Write out the whole listing below word for word, leaving out the picture.
====================
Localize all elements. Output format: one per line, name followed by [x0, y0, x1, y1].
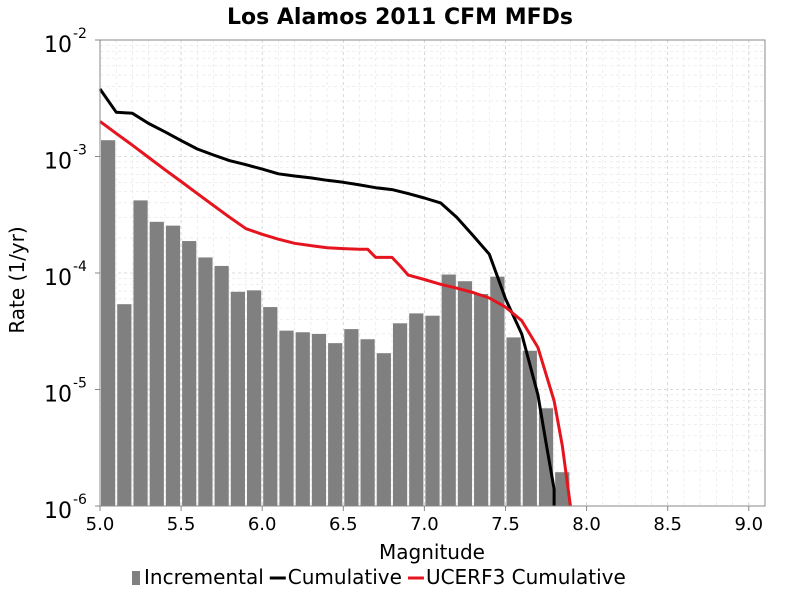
legend-swatch-bar: [132, 571, 140, 585]
x-axis-label: Magnitude: [379, 540, 485, 564]
y-tick-label: 10: [44, 383, 72, 408]
cumulative-line: [98, 88, 556, 506]
legend-label: UCERF3 Cumulative: [426, 565, 626, 589]
legend-item: Incremental: [132, 565, 264, 589]
incremental-bar: [376, 353, 391, 506]
incremental-bar: [425, 315, 440, 506]
incremental-bar: [392, 323, 408, 506]
legend-label: Cumulative: [288, 565, 402, 589]
incremental-bar: [506, 337, 521, 506]
incremental-bar: [182, 241, 197, 506]
x-axis: 5.0 5.5 6.0 6.5 7.0 7.5 8.0 8.5 9.0: [86, 506, 763, 535]
x-tick-label: 6.5: [329, 514, 358, 535]
incremental-bar: [344, 329, 359, 506]
incremental-bar: [279, 330, 294, 506]
y-tick-exponent: -3: [73, 143, 87, 159]
incremental-bars: [101, 140, 570, 506]
x-tick-label: 7.0: [410, 514, 439, 535]
incremental-bar: [263, 307, 278, 506]
legend-item: Cumulative: [269, 565, 402, 589]
x-tick-label: 8.5: [653, 514, 682, 535]
incremental-bar: [165, 225, 181, 506]
incremental-bar: [133, 200, 148, 506]
incremental-bar: [409, 313, 424, 506]
incremental-bar: [328, 343, 343, 506]
cumulative-lines: [98, 88, 572, 507]
incremental-bar: [246, 290, 262, 506]
incremental-bar: [522, 350, 537, 506]
incremental-bar: [360, 339, 375, 506]
incremental-bar: [295, 332, 310, 506]
y-tick-exponent: -2: [73, 26, 87, 42]
incremental-bar: [214, 265, 229, 506]
incremental-bar: [311, 333, 327, 506]
incremental-bar: [538, 408, 554, 506]
ucerf3-cumulative-line: [99, 120, 572, 507]
x-tick-label: 5.0: [86, 514, 115, 535]
y-tick-label: 10: [44, 266, 72, 291]
legend-item: UCERF3 Cumulative: [407, 565, 626, 589]
legend: Incremental Cumulative UCERF3 Cumulative: [132, 565, 626, 589]
incremental-bar: [117, 304, 132, 506]
incremental-bar: [101, 140, 116, 506]
y-tick-label: 10: [44, 33, 72, 58]
incremental-bar: [490, 276, 505, 506]
incremental-bar: [441, 274, 456, 506]
incremental-bar: [198, 257, 213, 506]
incremental-bar: [149, 221, 164, 506]
y-axis: 10-610-510-410-310-2: [44, 26, 100, 524]
chart-title: Los Alamos 2011 CFM MFDs: [227, 5, 573, 30]
y-axis-label: Rate (1/yr): [5, 226, 29, 333]
x-tick-label: 8.0: [572, 514, 601, 535]
incremental-bar: [474, 294, 489, 506]
y-tick-exponent: -4: [73, 259, 87, 275]
legend-label: Incremental: [144, 565, 264, 589]
x-tick-label: 6.0: [248, 514, 277, 535]
y-tick-label: 10: [44, 499, 72, 524]
incremental-bar: [457, 281, 473, 506]
y-tick-exponent: -5: [73, 376, 87, 392]
y-tick-exponent: -6: [73, 492, 87, 508]
x-tick-label: 5.5: [167, 514, 196, 535]
x-tick-label: 7.5: [491, 514, 520, 535]
x-tick-label: 9.0: [734, 514, 763, 535]
y-tick-label: 10: [44, 150, 72, 175]
incremental-bar: [230, 291, 245, 506]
====================
Written solution.
Localize all elements. Output format: one per line, name followed by [x0, y0, x1, y1].
legend-swatch-bar: [132, 571, 140, 585]
x-axis-label: Magnitude: [379, 540, 485, 564]
y-tick-label: 10: [44, 383, 72, 408]
cumulative-line: [98, 88, 556, 506]
legend-label: UCERF3 Cumulative: [426, 565, 626, 589]
legend-item: Incremental: [132, 565, 264, 589]
incremental-bar: [376, 353, 391, 506]
incremental-bar: [425, 315, 440, 506]
incremental-bar: [392, 323, 408, 506]
legend-label: Cumulative: [288, 565, 402, 589]
incremental-bar: [506, 337, 521, 506]
incremental-bar: [182, 241, 197, 506]
x-axis: 5.0 5.5 6.0 6.5 7.0 7.5 8.0 8.5 9.0: [86, 506, 763, 535]
x-tick-label: 6.5: [329, 514, 358, 535]
incremental-bar: [344, 329, 359, 506]
incremental-bar: [279, 330, 294, 506]
y-tick-exponent: -3: [73, 143, 87, 159]
incremental-bars: [101, 140, 570, 506]
x-tick-label: 7.0: [410, 514, 439, 535]
incremental-bar: [263, 307, 278, 506]
legend-item: Cumulative: [269, 565, 402, 589]
x-tick-label: 8.5: [653, 514, 682, 535]
incremental-bar: [165, 225, 181, 506]
incremental-bar: [133, 200, 148, 506]
incremental-bar: [409, 313, 424, 506]
incremental-bar: [328, 343, 343, 506]
cumulative-lines: [98, 88, 572, 507]
incremental-bar: [246, 290, 262, 506]
incremental-bar: [522, 350, 537, 506]
incremental-bar: [360, 339, 375, 506]
incremental-bar: [295, 332, 310, 506]
y-tick-exponent: -2: [73, 26, 87, 42]
incremental-bar: [214, 265, 229, 506]
incremental-bar: [311, 333, 327, 506]
incremental-bar: [538, 408, 554, 506]
ucerf3-cumulative-line: [99, 120, 572, 507]
x-tick-label: 5.0: [86, 514, 115, 535]
y-tick-label: 10: [44, 266, 72, 291]
legend-item: UCERF3 Cumulative: [407, 565, 626, 589]
legend: Incremental Cumulative UCERF3 Cumulative: [132, 565, 626, 589]
incremental-bar: [117, 304, 132, 506]
incremental-bar: [101, 140, 116, 506]
y-tick-label: 10: [44, 33, 72, 58]
incremental-bar: [490, 276, 505, 506]
incremental-bar: [441, 274, 456, 506]
incremental-bar: [198, 257, 213, 506]
incremental-bar: [149, 221, 164, 506]
y-axis: 10-610-510-410-310-2: [44, 26, 100, 524]
chart-title: Los Alamos 2011 CFM MFDs: [227, 5, 573, 30]
y-axis-label: Rate (1/yr): [5, 226, 29, 333]
x-tick-label: 8.0: [572, 514, 601, 535]
incremental-bar: [474, 294, 489, 506]
y-tick-exponent: -4: [73, 259, 87, 275]
legend-label: Incremental: [144, 565, 264, 589]
x-tick-label: 6.0: [248, 514, 277, 535]
y-tick-label: 10: [44, 499, 72, 524]
incremental-bar: [457, 281, 473, 506]
y-tick-exponent: -5: [73, 376, 87, 392]
y-tick-exponent: -6: [73, 492, 87, 508]
x-tick-label: 5.5: [167, 514, 196, 535]
x-tick-label: 7.5: [491, 514, 520, 535]
x-tick-label: 9.0: [734, 514, 763, 535]
y-tick-label: 10: [44, 150, 72, 175]
incremental-bar: [230, 291, 245, 506]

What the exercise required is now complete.